Dataset records:
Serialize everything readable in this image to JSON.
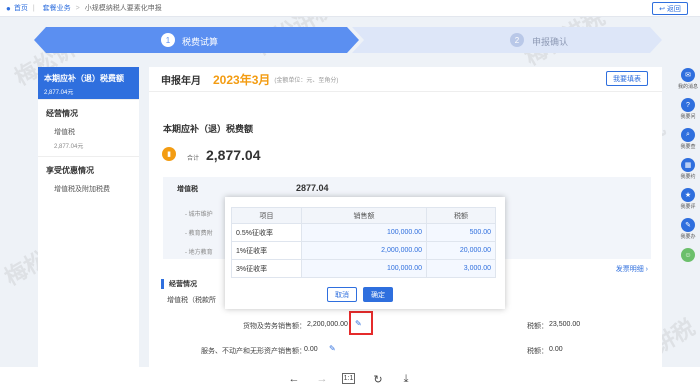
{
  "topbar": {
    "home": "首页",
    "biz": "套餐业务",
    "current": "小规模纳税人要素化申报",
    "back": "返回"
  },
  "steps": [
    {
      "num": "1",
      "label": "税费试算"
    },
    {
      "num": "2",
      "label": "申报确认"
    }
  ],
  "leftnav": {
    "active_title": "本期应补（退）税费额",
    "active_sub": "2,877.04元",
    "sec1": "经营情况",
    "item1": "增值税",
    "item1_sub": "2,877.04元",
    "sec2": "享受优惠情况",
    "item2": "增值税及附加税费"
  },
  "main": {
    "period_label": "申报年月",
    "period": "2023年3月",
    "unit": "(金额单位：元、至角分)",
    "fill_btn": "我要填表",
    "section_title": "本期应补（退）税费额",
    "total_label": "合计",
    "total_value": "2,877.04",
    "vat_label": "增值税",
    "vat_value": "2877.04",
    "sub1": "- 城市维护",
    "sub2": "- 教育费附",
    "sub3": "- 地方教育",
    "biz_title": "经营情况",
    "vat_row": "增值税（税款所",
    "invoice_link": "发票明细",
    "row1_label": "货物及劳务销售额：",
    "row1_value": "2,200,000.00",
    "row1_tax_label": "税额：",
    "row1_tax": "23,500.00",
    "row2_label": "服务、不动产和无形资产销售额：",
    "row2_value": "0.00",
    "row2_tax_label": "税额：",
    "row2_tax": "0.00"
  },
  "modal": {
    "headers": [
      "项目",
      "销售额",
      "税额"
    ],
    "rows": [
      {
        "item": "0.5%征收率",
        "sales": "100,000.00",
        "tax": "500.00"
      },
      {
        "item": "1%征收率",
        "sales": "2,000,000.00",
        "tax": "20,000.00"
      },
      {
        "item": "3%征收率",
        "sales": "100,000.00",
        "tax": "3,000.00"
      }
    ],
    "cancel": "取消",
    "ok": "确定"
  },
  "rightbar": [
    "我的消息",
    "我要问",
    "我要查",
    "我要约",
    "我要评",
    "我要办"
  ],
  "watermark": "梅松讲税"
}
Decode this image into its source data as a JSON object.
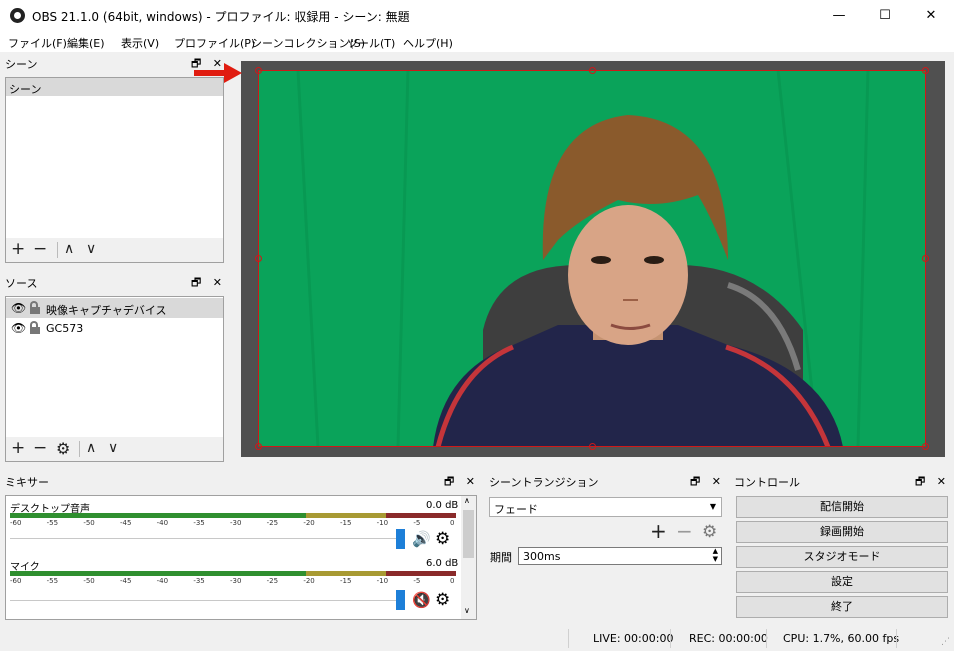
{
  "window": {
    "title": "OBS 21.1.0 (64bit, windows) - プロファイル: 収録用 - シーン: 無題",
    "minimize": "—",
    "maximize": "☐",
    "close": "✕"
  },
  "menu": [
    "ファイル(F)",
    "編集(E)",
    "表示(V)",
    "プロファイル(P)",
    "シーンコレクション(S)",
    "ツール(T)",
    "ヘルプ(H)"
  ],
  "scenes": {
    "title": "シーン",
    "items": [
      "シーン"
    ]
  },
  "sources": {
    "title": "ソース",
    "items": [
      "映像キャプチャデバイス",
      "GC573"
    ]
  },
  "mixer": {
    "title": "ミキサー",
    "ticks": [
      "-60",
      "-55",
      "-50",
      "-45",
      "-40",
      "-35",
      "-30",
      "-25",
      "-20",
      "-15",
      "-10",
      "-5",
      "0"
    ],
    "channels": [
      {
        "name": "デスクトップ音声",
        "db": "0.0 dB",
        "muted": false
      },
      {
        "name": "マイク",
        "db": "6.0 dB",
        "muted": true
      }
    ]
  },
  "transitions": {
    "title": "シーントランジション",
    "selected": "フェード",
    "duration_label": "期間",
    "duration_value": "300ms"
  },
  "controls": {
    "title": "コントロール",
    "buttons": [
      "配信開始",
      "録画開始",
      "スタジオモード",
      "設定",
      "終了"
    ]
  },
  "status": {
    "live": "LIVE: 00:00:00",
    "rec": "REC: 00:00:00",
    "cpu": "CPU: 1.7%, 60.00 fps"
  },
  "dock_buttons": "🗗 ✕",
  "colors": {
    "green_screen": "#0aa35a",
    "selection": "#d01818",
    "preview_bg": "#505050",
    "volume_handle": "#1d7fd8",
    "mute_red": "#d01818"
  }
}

→ **EXERCISE DETAILS**: Copy the listing word for word, excluding its pictures.

→ **THE RESULT**:
Serialize everything readable in this image to JSON.
{
  "topbar": {
    "home": "首页",
    "biz": "套餐业务",
    "current": "小规模纳税人要素化申报",
    "back": "返回"
  },
  "steps": [
    {
      "num": "1",
      "label": "税费试算"
    },
    {
      "num": "2",
      "label": "申报确认"
    }
  ],
  "leftnav": {
    "active_title": "本期应补（退）税费额",
    "active_sub": "2,877.04元",
    "sec1": "经营情况",
    "item1": "增值税",
    "item1_sub": "2,877.04元",
    "sec2": "享受优惠情况",
    "item2": "增值税及附加税费"
  },
  "main": {
    "period_label": "申报年月",
    "period": "2023年3月",
    "unit": "(金额单位：元、至角分)",
    "fill_btn": "我要填表",
    "section_title": "本期应补（退）税费额",
    "total_label": "合计",
    "total_value": "2,877.04",
    "vat_label": "增值税",
    "vat_value": "2877.04",
    "sub1": "- 城市维护",
    "sub2": "- 教育费附",
    "sub3": "- 地方教育",
    "biz_title": "经营情况",
    "vat_row": "增值税（税款所",
    "invoice_link": "发票明细",
    "row1_label": "货物及劳务销售额：",
    "row1_value": "2,200,000.00",
    "row1_tax_label": "税额：",
    "row1_tax": "23,500.00",
    "row2_label": "服务、不动产和无形资产销售额：",
    "row2_value": "0.00",
    "row2_tax_label": "税额：",
    "row2_tax": "0.00"
  },
  "modal": {
    "headers": [
      "项目",
      "销售额",
      "税额"
    ],
    "rows": [
      {
        "item": "0.5%征收率",
        "sales": "100,000.00",
        "tax": "500.00"
      },
      {
        "item": "1%征收率",
        "sales": "2,000,000.00",
        "tax": "20,000.00"
      },
      {
        "item": "3%征收率",
        "sales": "100,000.00",
        "tax": "3,000.00"
      }
    ],
    "cancel": "取消",
    "ok": "确定"
  },
  "rightbar": [
    "我的消息",
    "我要问",
    "我要查",
    "我要约",
    "我要评",
    "我要办"
  ],
  "watermark": "梅松讲税"
}
Decode this image into its source data as a JSON object.
{
  "window": {
    "title": "OBS 21.1.0 (64bit, windows) - プロファイル: 収録用 - シーン: 無題",
    "minimize": "—",
    "maximize": "☐",
    "close": "✕"
  },
  "menu": [
    "ファイル(F)",
    "編集(E)",
    "表示(V)",
    "プロファイル(P)",
    "シーンコレクション(S)",
    "ツール(T)",
    "ヘルプ(H)"
  ],
  "scenes": {
    "title": "シーン",
    "items": [
      "シーン"
    ]
  },
  "sources": {
    "title": "ソース",
    "items": [
      "映像キャプチャデバイス",
      "GC573"
    ]
  },
  "mixer": {
    "title": "ミキサー",
    "ticks": [
      "-60",
      "-55",
      "-50",
      "-45",
      "-40",
      "-35",
      "-30",
      "-25",
      "-20",
      "-15",
      "-10",
      "-5",
      "0"
    ],
    "channels": [
      {
        "name": "デスクトップ音声",
        "db": "0.0 dB",
        "muted": false
      },
      {
        "name": "マイク",
        "db": "6.0 dB",
        "muted": true
      }
    ]
  },
  "transitions": {
    "title": "シーントランジション",
    "selected": "フェード",
    "duration_label": "期間",
    "duration_value": "300ms"
  },
  "controls": {
    "title": "コントロール",
    "buttons": [
      "配信開始",
      "録画開始",
      "スタジオモード",
      "設定",
      "終了"
    ]
  },
  "status": {
    "live": "LIVE: 00:00:00",
    "rec": "REC: 00:00:00",
    "cpu": "CPU: 1.7%, 60.00 fps"
  },
  "dock_buttons": "🗗 ✕",
  "colors": {
    "green_screen": "#0aa35a",
    "selection": "#d01818",
    "preview_bg": "#505050",
    "volume_handle": "#1d7fd8",
    "mute_red": "#d01818"
  }
}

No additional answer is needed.